### EXERCISE OBJECTIVE:
Look through the listing below and work out how many of its lines hold the word "that". Give only the number.

** Opening DATA PROVIDED block **

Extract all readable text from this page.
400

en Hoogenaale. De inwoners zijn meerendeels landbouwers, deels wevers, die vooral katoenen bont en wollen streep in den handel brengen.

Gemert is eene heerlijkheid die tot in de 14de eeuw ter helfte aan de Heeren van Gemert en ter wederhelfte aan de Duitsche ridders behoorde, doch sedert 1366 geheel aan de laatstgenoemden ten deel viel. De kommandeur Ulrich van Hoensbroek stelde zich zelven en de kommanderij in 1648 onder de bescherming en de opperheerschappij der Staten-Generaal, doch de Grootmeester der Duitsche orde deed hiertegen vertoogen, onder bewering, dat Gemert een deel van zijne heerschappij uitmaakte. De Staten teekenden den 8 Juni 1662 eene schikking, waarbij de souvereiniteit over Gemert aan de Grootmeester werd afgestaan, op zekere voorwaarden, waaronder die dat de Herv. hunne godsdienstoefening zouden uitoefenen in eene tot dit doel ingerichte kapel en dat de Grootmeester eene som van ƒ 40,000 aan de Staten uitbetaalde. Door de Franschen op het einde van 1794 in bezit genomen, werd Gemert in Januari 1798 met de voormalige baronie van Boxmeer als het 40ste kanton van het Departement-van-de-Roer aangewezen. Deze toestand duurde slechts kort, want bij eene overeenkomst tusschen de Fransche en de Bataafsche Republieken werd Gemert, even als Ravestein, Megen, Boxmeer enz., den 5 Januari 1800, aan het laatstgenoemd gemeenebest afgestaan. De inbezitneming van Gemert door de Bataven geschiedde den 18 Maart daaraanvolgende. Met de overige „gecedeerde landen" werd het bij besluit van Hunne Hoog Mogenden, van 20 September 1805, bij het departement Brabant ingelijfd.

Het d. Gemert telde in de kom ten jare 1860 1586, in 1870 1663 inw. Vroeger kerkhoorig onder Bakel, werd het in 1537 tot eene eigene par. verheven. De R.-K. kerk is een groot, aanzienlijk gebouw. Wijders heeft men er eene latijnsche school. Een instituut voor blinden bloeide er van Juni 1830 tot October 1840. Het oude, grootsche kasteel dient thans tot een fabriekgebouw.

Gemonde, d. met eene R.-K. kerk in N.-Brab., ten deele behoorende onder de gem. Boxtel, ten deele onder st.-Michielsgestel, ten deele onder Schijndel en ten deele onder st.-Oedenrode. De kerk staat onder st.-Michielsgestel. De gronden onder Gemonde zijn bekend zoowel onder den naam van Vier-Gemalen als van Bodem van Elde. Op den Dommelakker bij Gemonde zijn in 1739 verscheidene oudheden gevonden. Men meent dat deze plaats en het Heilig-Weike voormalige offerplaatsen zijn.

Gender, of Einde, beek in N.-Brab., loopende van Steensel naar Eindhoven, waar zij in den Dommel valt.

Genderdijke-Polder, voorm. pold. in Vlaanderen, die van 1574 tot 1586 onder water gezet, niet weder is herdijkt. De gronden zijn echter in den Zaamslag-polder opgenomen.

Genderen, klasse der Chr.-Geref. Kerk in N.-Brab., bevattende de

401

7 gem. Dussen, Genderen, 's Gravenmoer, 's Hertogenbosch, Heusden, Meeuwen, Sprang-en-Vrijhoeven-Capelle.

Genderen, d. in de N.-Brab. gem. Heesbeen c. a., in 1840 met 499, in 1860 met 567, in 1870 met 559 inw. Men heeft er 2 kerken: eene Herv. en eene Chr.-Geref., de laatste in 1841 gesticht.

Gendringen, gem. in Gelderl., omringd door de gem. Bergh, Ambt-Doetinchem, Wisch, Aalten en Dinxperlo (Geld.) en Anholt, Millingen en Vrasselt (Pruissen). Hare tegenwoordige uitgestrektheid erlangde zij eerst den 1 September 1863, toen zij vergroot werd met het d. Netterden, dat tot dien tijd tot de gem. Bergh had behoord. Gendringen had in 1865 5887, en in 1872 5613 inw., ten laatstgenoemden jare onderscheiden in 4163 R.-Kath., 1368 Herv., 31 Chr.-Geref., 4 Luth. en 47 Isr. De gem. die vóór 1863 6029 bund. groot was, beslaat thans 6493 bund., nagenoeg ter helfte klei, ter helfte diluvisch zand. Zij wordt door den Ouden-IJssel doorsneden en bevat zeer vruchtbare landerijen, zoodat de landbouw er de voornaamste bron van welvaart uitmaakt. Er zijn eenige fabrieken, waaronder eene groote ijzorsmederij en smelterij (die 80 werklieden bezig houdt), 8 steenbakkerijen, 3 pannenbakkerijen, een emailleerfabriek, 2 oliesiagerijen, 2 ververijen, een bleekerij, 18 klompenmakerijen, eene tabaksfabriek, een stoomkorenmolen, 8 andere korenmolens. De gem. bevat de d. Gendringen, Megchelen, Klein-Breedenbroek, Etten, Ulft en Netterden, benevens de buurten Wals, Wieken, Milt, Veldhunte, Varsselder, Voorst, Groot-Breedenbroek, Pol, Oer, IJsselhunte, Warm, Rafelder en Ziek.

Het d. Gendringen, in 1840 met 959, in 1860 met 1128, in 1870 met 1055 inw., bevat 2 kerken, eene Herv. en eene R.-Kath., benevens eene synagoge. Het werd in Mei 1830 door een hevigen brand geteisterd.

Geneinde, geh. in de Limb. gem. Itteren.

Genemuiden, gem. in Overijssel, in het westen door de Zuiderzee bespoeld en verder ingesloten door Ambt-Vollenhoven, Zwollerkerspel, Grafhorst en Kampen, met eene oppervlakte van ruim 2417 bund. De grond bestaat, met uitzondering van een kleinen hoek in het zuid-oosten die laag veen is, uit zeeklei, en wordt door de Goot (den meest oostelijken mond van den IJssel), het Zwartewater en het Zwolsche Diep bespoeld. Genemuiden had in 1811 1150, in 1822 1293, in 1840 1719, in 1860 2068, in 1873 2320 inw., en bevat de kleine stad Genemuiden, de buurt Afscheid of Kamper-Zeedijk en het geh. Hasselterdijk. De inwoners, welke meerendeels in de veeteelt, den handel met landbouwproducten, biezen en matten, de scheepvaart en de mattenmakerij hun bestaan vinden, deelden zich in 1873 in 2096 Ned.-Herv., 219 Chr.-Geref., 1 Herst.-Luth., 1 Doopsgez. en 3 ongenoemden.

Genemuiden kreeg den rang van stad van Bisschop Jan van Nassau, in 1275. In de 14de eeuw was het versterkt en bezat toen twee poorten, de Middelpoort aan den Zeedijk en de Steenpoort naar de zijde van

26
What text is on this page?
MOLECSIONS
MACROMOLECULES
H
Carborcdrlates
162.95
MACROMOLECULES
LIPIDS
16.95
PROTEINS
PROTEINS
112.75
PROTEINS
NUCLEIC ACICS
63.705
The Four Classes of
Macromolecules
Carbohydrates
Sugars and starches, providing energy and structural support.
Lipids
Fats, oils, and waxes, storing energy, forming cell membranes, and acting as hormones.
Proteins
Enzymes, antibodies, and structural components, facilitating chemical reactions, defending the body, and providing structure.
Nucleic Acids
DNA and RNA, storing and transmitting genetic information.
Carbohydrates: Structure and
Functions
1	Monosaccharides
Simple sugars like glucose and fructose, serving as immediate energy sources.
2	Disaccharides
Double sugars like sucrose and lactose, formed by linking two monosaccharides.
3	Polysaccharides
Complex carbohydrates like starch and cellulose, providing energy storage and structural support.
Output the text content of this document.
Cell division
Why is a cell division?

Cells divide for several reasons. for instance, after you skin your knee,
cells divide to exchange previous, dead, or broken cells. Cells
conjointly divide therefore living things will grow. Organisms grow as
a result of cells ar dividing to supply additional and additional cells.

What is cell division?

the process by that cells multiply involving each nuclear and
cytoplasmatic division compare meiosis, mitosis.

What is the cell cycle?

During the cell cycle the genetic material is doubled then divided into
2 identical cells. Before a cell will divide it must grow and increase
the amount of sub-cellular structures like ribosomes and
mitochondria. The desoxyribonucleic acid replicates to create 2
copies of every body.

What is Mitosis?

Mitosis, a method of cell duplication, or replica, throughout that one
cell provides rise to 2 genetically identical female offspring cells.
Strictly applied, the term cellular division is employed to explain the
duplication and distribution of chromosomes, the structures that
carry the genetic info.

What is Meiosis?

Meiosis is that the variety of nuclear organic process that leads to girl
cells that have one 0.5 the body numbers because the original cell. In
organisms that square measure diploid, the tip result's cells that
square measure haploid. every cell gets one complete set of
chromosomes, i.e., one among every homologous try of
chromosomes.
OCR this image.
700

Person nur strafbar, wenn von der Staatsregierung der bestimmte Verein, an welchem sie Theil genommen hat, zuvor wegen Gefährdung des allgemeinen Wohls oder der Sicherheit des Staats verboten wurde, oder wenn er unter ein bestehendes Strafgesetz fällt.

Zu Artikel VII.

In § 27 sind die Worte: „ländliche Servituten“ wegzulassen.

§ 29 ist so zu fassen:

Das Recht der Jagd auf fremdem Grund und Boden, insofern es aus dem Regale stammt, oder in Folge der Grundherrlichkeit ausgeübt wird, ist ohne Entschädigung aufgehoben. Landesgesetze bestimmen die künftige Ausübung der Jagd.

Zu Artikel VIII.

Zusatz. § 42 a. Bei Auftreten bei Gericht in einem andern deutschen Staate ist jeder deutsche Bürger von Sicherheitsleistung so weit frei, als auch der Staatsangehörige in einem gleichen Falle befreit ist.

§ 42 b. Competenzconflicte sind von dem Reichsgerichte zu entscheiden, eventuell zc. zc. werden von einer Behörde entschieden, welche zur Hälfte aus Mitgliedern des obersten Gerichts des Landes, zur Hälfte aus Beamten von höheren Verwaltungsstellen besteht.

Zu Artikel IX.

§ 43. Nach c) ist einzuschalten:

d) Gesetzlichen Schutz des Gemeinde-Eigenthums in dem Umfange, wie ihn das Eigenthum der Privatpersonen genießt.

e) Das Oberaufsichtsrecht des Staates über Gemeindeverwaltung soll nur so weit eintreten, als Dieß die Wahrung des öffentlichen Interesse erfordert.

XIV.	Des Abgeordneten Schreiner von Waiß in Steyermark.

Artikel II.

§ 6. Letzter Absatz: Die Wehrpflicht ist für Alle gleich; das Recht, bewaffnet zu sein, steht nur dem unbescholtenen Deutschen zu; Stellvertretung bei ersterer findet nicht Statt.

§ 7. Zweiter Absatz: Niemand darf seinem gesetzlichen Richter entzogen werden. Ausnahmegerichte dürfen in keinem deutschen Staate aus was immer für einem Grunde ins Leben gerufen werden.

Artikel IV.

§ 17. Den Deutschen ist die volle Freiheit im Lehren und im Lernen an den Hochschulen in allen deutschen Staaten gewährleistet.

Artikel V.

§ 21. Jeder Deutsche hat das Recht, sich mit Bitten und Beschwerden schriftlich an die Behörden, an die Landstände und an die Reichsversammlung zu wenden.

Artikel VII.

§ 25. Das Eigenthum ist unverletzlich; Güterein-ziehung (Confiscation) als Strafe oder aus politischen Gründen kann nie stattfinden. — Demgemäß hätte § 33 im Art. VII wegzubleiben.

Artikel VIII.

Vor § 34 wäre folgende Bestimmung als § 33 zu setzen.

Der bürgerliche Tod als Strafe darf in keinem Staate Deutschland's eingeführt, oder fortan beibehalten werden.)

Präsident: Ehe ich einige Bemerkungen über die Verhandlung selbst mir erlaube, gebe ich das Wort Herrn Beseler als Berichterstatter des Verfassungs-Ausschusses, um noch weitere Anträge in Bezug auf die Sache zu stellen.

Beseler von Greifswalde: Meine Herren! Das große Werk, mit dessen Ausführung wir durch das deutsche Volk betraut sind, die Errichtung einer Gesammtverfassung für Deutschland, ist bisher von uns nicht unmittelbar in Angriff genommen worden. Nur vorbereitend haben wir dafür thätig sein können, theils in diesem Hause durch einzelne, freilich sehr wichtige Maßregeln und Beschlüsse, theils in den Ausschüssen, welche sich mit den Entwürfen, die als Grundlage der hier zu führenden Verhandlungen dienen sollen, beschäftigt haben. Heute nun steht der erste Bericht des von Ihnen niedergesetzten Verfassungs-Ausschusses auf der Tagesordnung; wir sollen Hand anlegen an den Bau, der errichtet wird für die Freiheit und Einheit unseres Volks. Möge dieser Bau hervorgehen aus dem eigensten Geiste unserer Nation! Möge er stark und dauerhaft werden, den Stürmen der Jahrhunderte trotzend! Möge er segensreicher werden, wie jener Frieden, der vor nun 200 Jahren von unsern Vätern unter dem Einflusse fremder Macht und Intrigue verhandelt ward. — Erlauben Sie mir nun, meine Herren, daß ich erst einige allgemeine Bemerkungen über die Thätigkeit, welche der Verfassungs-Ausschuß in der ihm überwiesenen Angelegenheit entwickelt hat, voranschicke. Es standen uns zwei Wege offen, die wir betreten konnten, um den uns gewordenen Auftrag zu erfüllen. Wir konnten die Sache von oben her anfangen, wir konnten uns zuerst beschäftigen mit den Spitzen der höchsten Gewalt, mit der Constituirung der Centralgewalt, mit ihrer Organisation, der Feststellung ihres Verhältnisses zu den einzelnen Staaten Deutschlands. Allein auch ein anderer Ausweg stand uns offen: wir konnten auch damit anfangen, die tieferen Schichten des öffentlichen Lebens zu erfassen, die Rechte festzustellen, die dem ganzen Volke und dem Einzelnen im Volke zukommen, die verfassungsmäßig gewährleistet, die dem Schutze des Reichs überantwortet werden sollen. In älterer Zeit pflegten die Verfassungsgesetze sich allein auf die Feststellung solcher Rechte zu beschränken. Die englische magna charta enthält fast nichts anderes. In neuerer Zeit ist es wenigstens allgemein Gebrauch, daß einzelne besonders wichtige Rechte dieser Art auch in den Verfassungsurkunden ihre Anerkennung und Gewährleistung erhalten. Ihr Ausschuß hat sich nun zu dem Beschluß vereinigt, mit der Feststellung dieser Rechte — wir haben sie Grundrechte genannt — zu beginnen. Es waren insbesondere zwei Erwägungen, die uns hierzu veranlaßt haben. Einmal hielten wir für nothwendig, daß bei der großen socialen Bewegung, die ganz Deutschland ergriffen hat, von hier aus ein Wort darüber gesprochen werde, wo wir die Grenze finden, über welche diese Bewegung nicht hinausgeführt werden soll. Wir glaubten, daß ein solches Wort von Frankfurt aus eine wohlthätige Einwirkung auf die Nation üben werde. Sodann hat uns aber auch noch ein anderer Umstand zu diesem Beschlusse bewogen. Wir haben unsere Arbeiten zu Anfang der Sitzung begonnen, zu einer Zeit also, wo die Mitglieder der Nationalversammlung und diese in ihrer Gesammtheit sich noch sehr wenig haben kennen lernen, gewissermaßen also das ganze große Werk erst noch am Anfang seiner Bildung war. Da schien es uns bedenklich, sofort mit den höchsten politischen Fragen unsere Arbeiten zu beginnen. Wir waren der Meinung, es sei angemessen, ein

** Closing DATA PROVIDED block **

### THE ANSWER:
6